** BEGIN Provided data **
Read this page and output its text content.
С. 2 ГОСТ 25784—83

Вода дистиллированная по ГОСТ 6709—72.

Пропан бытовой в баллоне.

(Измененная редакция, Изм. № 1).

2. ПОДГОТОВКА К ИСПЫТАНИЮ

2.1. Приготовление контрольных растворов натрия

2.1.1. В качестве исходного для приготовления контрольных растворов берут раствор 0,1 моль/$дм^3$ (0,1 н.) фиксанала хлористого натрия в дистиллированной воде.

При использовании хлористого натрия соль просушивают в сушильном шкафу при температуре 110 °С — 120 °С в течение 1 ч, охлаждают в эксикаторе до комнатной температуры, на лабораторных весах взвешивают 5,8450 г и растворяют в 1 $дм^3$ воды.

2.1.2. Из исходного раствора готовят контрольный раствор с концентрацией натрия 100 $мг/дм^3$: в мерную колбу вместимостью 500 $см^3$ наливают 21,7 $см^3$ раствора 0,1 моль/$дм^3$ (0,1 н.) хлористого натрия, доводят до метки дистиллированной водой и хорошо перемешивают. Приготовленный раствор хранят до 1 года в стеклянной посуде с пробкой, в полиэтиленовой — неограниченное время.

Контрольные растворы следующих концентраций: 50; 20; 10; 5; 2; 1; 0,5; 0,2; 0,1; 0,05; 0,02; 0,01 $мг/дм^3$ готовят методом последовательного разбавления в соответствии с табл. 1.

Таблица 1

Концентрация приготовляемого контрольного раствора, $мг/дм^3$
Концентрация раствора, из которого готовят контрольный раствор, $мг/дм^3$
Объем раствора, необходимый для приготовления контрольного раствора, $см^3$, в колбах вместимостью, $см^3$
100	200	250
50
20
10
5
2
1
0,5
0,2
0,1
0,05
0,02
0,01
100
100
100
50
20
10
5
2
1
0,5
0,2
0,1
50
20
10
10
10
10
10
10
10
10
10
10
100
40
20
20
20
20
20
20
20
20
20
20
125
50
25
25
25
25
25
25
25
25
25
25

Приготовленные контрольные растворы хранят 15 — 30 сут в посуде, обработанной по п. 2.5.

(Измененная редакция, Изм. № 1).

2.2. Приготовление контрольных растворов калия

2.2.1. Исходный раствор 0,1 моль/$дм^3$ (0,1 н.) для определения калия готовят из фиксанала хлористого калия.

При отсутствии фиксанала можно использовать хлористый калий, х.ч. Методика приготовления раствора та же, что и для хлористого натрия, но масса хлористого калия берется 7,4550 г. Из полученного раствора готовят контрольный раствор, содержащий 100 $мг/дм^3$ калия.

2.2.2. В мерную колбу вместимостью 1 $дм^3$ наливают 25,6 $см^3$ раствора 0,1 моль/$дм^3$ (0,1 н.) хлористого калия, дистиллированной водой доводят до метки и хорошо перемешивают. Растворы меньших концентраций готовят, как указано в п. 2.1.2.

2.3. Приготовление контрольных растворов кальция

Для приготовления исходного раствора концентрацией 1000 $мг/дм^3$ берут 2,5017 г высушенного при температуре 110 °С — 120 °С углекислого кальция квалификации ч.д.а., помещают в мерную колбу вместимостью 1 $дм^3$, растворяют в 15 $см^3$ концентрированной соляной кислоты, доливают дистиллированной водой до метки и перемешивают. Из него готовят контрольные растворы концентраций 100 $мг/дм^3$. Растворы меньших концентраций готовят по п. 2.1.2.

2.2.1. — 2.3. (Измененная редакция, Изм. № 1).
** END Provided data **
## [What you should do]
Take the entries above and transcribe them exactly.

## [Response]
Read this page and output its text content.
С. 2 ГОСТ 25784—83

Вода дистиллированная по ГОСТ 6709—72.

Пропан бытовой в баллоне.

(Измененная редакция, Изм. № 1).

2. ПОДГОТОВКА К ИСПЫТАНИЮ

2.1. Приготовление контрольных растворов натрия

2.1.1. В качестве исходного для приготовления контрольных растворов берут раствор 0,1 моль/$дм^3$ (0,1 н.) фиксанала хлористого натрия в дистиллированной воде.

При использовании хлористого натрия соль просушивают в сушильном шкафу при температуре 110 °С — 120 °С в течение 1 ч, охлаждают в эксикаторе до комнатной температуры, на лабораторных весах взвешивают 5,8450 г и растворяют в 1 $дм^3$ воды.

2.1.2. Из исходного раствора готовят контрольный раствор с концентрацией натрия 100 $мг/дм^3$: в мерную колбу вместимостью 500 $см^3$ наливают 21,7 $см^3$ раствора 0,1 моль/$дм^3$ (0,1 н.) хлористого натрия, доводят до метки дистиллированной водой и хорошо перемешивают. Приготовленный раствор хранят до 1 года в стеклянной посуде с пробкой, в полиэтиленовой — неограниченное время.

Контрольные растворы следующих концентраций: 50; 20; 10; 5; 2; 1; 0,5; 0,2; 0,1; 0,05; 0,02; 0,01 $мг/дм^3$ готовят методом последовательного разбавления в соответствии с табл. 1.

Таблица 1

Концентрация приготовляемого контрольного раствора, $мг/дм^3$
Концентрация раствора, из которого готовят контрольный раствор, $мг/дм^3$
Объем раствора, необходимый для приготовления контрольного раствора, $см^3$, в колбах вместимостью, $см^3$
100	200	250
50
20
10
5
2
1
0,5
0,2
0,1
0,05
0,02
0,01
100
100
100
50
20
10
5
2
1
0,5
0,2
0,1
50
20
10
10
10
10
10
10
10
10
10
10
100
40
20
20
20
20
20
20
20
20
20
20
125
50
25
25
25
25
25
25
25
25
25
25

Приготовленные контрольные растворы хранят 15 — 30 сут в посуде, обработанной по п. 2.5.

(Измененная редакция, Изм. № 1).

2.2. Приготовление контрольных растворов калия

2.2.1. Исходный раствор 0,1 моль/$дм^3$ (0,1 н.) для определения калия готовят из фиксанала хлористого калия.

При отсутствии фиксанала можно использовать хлористый калий, х.ч. Методика приготовления раствора та же, что и для хлористого натрия, но масса хлористого калия берется 7,4550 г. Из полученного раствора готовят контрольный раствор, содержащий 100 $мг/дм^3$ калия.

2.2.2. В мерную колбу вместимостью 1 $дм^3$ наливают 25,6 $см^3$ раствора 0,1 моль/$дм^3$ (0,1 н.) хлористого калия, дистиллированной водой доводят до метки и хорошо перемешивают. Растворы меньших концентраций готовят, как указано в п. 2.1.2.

2.3. Приготовление контрольных растворов кальция

Для приготовления исходного раствора концентрацией 1000 $мг/дм^3$ берут 2,5017 г высушенного при температуре 110 °С — 120 °С углекислого кальция квалификации ч.д.а., помещают в мерную колбу вместимостью 1 $дм^3$, растворяют в 15 $см^3$ концентрированной соляной кислоты, доливают дистиллированной водой до метки и перемешивают. Из него готовят контрольные растворы концентраций 100 $мг/дм^3$. Растворы меньших концентраций готовят по п. 2.1.2.

2.2.1. — 2.3. (Измененная редакция, Изм. № 1).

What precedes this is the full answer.